** Written task **
The records below are to be copied word for word, with every picture left out.

Entries taken from a collection
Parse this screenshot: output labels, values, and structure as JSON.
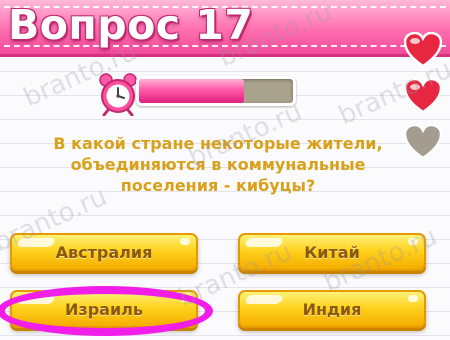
{
  "header": {
    "title": "Вопрос 17"
  },
  "timer": {
    "remaining_fraction": 0.68
  },
  "lives": {
    "total": 3,
    "remaining": 2
  },
  "question": {
    "lines": [
      "В какой стране некоторые жители,",
      "объединяются в коммунальные",
      "поселения - кибуцы?"
    ]
  },
  "answers": [
    {
      "label": "Австралия"
    },
    {
      "label": "Китай"
    },
    {
      "label": "Израиль",
      "highlighted": true
    },
    {
      "label": "Индия"
    }
  ],
  "watermark": {
    "text": "branto.ru"
  },
  "colors": {
    "header_pink": "#ff6fb0",
    "timer_pink": "#ff5aa8",
    "question_text": "#d9a11a",
    "button_yellow": "#ffd21f",
    "marker_magenta": "#f01ee8",
    "heart_red": "#e8263f",
    "heart_empty": "#a49c8e"
  }
}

** Answer below **
Parse this screenshot: output labels, values, and structure as JSON.
{
  "header": {
    "title": "Вопрос 17"
  },
  "timer": {
    "remaining_fraction": 0.68
  },
  "lives": {
    "total": 3,
    "remaining": 2
  },
  "question": {
    "lines": [
      "В какой стране некоторые жители,",
      "объединяются в коммунальные",
      "поселения - кибуцы?"
    ]
  },
  "answers": [
    {
      "label": "Австралия"
    },
    {
      "label": "Китай"
    },
    {
      "label": "Израиль",
      "highlighted": true
    },
    {
      "label": "Индия"
    }
  ],
  "watermark": {
    "text": "branto.ru"
  },
  "colors": {
    "header_pink": "#ff6fb0",
    "timer_pink": "#ff5aa8",
    "question_text": "#d9a11a",
    "button_yellow": "#ffd21f",
    "marker_magenta": "#f01ee8",
    "heart_red": "#e8263f",
    "heart_empty": "#a49c8e"
  }
}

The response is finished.